··· EXERCISE MATERIAL ···
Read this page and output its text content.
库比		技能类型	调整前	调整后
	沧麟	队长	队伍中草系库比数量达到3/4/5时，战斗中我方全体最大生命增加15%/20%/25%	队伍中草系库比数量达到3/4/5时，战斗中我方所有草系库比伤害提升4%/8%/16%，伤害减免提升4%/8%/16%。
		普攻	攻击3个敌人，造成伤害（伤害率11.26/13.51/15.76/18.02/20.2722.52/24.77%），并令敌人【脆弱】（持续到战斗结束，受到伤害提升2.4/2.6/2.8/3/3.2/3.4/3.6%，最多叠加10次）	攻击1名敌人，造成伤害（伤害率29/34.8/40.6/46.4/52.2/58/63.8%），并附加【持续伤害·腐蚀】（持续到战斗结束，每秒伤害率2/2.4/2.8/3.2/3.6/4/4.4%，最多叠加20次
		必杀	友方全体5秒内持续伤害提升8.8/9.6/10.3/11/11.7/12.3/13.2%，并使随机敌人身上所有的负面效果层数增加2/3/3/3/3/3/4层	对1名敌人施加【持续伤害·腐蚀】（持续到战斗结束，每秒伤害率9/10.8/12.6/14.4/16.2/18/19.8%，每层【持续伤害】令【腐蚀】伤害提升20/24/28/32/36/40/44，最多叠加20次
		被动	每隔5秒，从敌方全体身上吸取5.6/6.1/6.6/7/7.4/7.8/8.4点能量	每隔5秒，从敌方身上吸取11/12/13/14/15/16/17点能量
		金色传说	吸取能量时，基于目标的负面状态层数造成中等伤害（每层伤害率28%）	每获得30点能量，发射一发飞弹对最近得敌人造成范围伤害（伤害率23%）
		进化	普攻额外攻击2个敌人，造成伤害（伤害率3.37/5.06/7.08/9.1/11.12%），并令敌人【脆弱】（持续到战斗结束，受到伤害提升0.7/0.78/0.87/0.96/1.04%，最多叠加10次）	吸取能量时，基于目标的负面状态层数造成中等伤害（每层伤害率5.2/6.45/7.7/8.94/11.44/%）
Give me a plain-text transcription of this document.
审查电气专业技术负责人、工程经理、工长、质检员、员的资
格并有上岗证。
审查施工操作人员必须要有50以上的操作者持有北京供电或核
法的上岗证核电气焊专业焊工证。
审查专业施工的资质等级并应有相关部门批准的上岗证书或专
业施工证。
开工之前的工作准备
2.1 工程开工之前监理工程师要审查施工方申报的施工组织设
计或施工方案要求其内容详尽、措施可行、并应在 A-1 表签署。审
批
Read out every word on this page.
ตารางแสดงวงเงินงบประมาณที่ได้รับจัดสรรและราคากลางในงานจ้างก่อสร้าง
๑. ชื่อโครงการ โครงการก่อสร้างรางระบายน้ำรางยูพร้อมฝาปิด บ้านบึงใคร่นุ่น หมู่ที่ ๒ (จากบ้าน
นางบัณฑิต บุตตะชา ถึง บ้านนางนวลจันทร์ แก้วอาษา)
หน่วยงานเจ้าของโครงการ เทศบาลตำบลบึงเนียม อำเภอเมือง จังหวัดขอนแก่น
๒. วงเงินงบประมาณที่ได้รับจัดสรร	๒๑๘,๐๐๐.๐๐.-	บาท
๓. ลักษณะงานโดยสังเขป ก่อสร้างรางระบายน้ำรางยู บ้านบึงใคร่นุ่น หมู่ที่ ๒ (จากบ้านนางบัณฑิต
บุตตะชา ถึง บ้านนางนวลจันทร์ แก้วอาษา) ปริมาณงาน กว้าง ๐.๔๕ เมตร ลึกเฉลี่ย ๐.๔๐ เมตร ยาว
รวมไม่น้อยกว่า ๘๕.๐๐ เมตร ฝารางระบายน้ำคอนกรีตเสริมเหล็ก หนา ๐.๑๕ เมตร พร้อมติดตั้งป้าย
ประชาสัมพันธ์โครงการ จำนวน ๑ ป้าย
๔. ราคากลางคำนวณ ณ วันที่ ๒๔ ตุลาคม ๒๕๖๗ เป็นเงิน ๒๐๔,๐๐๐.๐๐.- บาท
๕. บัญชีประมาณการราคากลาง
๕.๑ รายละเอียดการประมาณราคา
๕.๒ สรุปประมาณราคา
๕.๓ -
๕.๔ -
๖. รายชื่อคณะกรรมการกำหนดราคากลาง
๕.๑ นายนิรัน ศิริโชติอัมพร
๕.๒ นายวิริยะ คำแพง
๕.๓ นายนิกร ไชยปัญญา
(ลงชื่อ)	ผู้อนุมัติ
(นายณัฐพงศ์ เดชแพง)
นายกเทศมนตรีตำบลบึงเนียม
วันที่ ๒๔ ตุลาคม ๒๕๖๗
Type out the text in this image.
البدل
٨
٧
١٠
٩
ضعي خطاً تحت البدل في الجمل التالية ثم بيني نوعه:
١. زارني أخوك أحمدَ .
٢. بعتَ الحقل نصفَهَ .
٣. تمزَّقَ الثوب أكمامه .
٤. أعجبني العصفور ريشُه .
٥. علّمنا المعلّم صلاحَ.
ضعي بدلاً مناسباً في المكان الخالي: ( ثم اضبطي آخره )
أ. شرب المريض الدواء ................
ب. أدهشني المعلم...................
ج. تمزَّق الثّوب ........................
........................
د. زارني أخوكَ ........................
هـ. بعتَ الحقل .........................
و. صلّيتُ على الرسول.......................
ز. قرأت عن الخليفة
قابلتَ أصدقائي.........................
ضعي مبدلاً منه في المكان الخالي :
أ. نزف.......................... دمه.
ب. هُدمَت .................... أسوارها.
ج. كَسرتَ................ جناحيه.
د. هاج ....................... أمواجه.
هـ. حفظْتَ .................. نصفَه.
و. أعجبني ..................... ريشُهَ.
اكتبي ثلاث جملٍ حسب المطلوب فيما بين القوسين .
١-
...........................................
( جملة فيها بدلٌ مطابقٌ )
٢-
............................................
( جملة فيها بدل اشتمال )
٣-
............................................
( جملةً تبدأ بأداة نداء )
···
## PROBLEM
Return the entries above exactly, each one complete.

## EXERCISE ANSWER
Read this page and output its text content.
库比		技能类型	调整前	调整后
	沧麟	队长	队伍中草系库比数量达到3/4/5时，战斗中我方全体最大生命增加15%/20%/25%	队伍中草系库比数量达到3/4/5时，战斗中我方所有草系库比伤害提升4%/8%/16%，伤害减免提升4%/8%/16%。
		普攻	攻击3个敌人，造成伤害（伤害率11.26/13.51/15.76/18.02/20.2722.52/24.77%），并令敌人【脆弱】（持续到战斗结束，受到伤害提升2.4/2.6/2.8/3/3.2/3.4/3.6%，最多叠加10次）	攻击1名敌人，造成伤害（伤害率29/34.8/40.6/46.4/52.2/58/63.8%），并附加【持续伤害·腐蚀】（持续到战斗结束，每秒伤害率2/2.4/2.8/3.2/3.6/4/4.4%，最多叠加20次
		必杀	友方全体5秒内持续伤害提升8.8/9.6/10.3/11/11.7/12.3/13.2%，并使随机敌人身上所有的负面效果层数增加2/3/3/3/3/3/4层	对1名敌人施加【持续伤害·腐蚀】（持续到战斗结束，每秒伤害率9/10.8/12.6/14.4/16.2/18/19.8%，每层【持续伤害】令【腐蚀】伤害提升20/24/28/32/36/40/44，最多叠加20次
		被动	每隔5秒，从敌方全体身上吸取5.6/6.1/6.6/7/7.4/7.8/8.4点能量	每隔5秒，从敌方身上吸取11/12/13/14/15/16/17点能量
		金色传说	吸取能量时，基于目标的负面状态层数造成中等伤害（每层伤害率28%）	每获得30点能量，发射一发飞弹对最近得敌人造成范围伤害（伤害率23%）
		进化	普攻额外攻击2个敌人，造成伤害（伤害率3.37/5.06/7.08/9.1/11.12%），并令敌人【脆弱】（持续到战斗结束，受到伤害提升0.7/0.78/0.87/0.96/1.04%，最多叠加10次）	吸取能量时，基于目标的负面状态层数造成中等伤害（每层伤害率5.2/6.45/7.7/8.94/11.44/%）
Give me a plain-text transcription of this document.
审查电气专业技术负责人、工程经理、工长、质检员、员的资
格并有上岗证。
审查施工操作人员必须要有50以上的操作者持有北京供电或核
法的上岗证核电气焊专业焊工证。
审查专业施工的资质等级并应有相关部门批准的上岗证书或专
业施工证。
开工之前的工作准备
2.1 工程开工之前监理工程师要审查施工方申报的施工组织设
计或施工方案要求其内容详尽、措施可行、并应在 A-1 表签署。审
批
Read out every word on this page.
ตารางแสดงวงเงินงบประมาณที่ได้รับจัดสรรและราคากลางในงานจ้างก่อสร้าง
๑. ชื่อโครงการ โครงการก่อสร้างรางระบายน้ำรางยูพร้อมฝาปิด บ้านบึงใคร่นุ่น หมู่ที่ ๒ (จากบ้าน
นางบัณฑิต บุตตะชา ถึง บ้านนางนวลจันทร์ แก้วอาษา)
หน่วยงานเจ้าของโครงการ เทศบาลตำบลบึงเนียม อำเภอเมือง จังหวัดขอนแก่น
๒. วงเงินงบประมาณที่ได้รับจัดสรร	๒๑๘,๐๐๐.๐๐.-	บาท
๓. ลักษณะงานโดยสังเขป ก่อสร้างรางระบายน้ำรางยู บ้านบึงใคร่นุ่น หมู่ที่ ๒ (จากบ้านนางบัณฑิต
บุตตะชา ถึง บ้านนางนวลจันทร์ แก้วอาษา) ปริมาณงาน กว้าง ๐.๔๕ เมตร ลึกเฉลี่ย ๐.๔๐ เมตร ยาว
รวมไม่น้อยกว่า ๘๕.๐๐ เมตร ฝารางระบายน้ำคอนกรีตเสริมเหล็ก หนา ๐.๑๕ เมตร พร้อมติดตั้งป้าย
ประชาสัมพันธ์โครงการ จำนวน ๑ ป้าย
๔. ราคากลางคำนวณ ณ วันที่ ๒๔ ตุลาคม ๒๕๖๗ เป็นเงิน ๒๐๔,๐๐๐.๐๐.- บาท
๕. บัญชีประมาณการราคากลาง
๕.๑ รายละเอียดการประมาณราคา
๕.๒ สรุปประมาณราคา
๕.๓ -
๕.๔ -
๖. รายชื่อคณะกรรมการกำหนดราคากลาง
๕.๑ นายนิรัน ศิริโชติอัมพร
๕.๒ นายวิริยะ คำแพง
๕.๓ นายนิกร ไชยปัญญา
(ลงชื่อ)	ผู้อนุมัติ
(นายณัฐพงศ์ เดชแพง)
นายกเทศมนตรีตำบลบึงเนียม
วันที่ ๒๔ ตุลาคม ๒๕๖๗
Type out the text in this image.
البدل
٨
٧
١٠
٩
ضعي خطاً تحت البدل في الجمل التالية ثم بيني نوعه:
١. زارني أخوك أحمدَ .
٢. بعتَ الحقل نصفَهَ .
٣. تمزَّقَ الثوب أكمامه .
٤. أعجبني العصفور ريشُه .
٥. علّمنا المعلّم صلاحَ.
ضعي بدلاً مناسباً في المكان الخالي: ( ثم اضبطي آخره )
أ. شرب المريض الدواء ................
ب. أدهشني المعلم...................
ج. تمزَّق الثّوب ........................
........................
د. زارني أخوكَ ........................
هـ. بعتَ الحقل .........................
و. صلّيتُ على الرسول.......................
ز. قرأت عن الخليفة
قابلتَ أصدقائي.........................
ضعي مبدلاً منه في المكان الخالي :
أ. نزف.......................... دمه.
ب. هُدمَت .................... أسوارها.
ج. كَسرتَ................ جناحيه.
د. هاج ....................... أمواجه.
هـ. حفظْتَ .................. نصفَه.
و. أعجبني ..................... ريشُهَ.
اكتبي ثلاث جملٍ حسب المطلوب فيما بين القوسين .
١-
...........................................
( جملة فيها بدلٌ مطابقٌ )
٢-
............................................
( جملة فيها بدل اشتمال )
٣-
............................................
( جملةً تبدأ بأداة نداء )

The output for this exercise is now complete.